» Excerpt:
# Experimental Fiction



## Violanthe (Dec 4, 2006)

What fiction have you read or seen that is experimental? Stories told in an out-of-the-ordinary way? Stories that don't stick to the traditional conventions of fiction? Have you enjoyed them? Do you seek them out on a regular basis, or reserve them for rare occasions?


----------



## HLGStrider (Jan 18, 2007)

I generally find this and enjoy it in movies more than books. I really got into "Lady in the Water" and "Stranger than Fiction" both of which I think were very unusual stories filmed in very interesting ways.

Let's see, experimental . . .

I really don't know what defines experimental. There is very little originality left in the world (I ought to start a discussion on unintentional plagurism), honestly, not because people are losing it but because so much has been done already. I don't know how many times I have started writing something and brought it up only to be told "Oh, like that author who wrote . . ." and more often then not I haven't even read that author. I got that with (I think) Terry Brooks during a creative writing class. I have never read Brooks. 

But that aside, I would say Kafka is experimental. So far I've only read "Metamorphisis" but I loved it. I don't even know why.

» Collected material:
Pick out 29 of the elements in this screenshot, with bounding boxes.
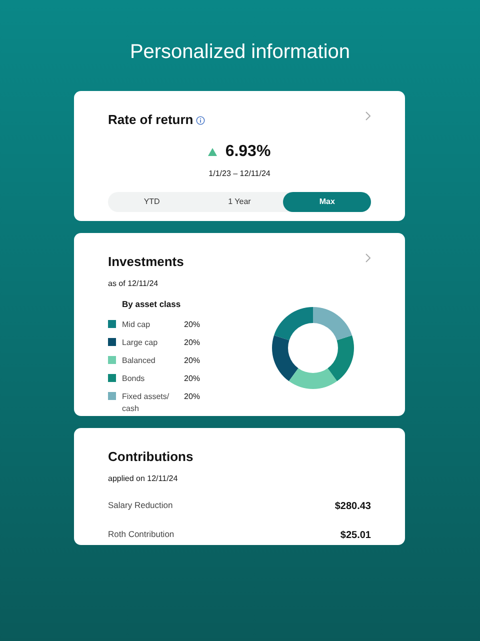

» Exercises:
A – In the experimental fiction thread, does HLGStrider say they usually find and enjoy this kind of story more in movies or in books?
B – List every question Violanthe asks in the opening post of the experimental fiction thread.

» Exercise responses:
A – In movies.

B –
- What fiction have you read or seen that is experimental?
- Stories told in an out-of-the-ordinary way?
- Stories that don't stick to the traditional conventions of fiction?
- Have you enjoyed them?
- Do you seek them out on a regular basis, or reserve them for rare occasions?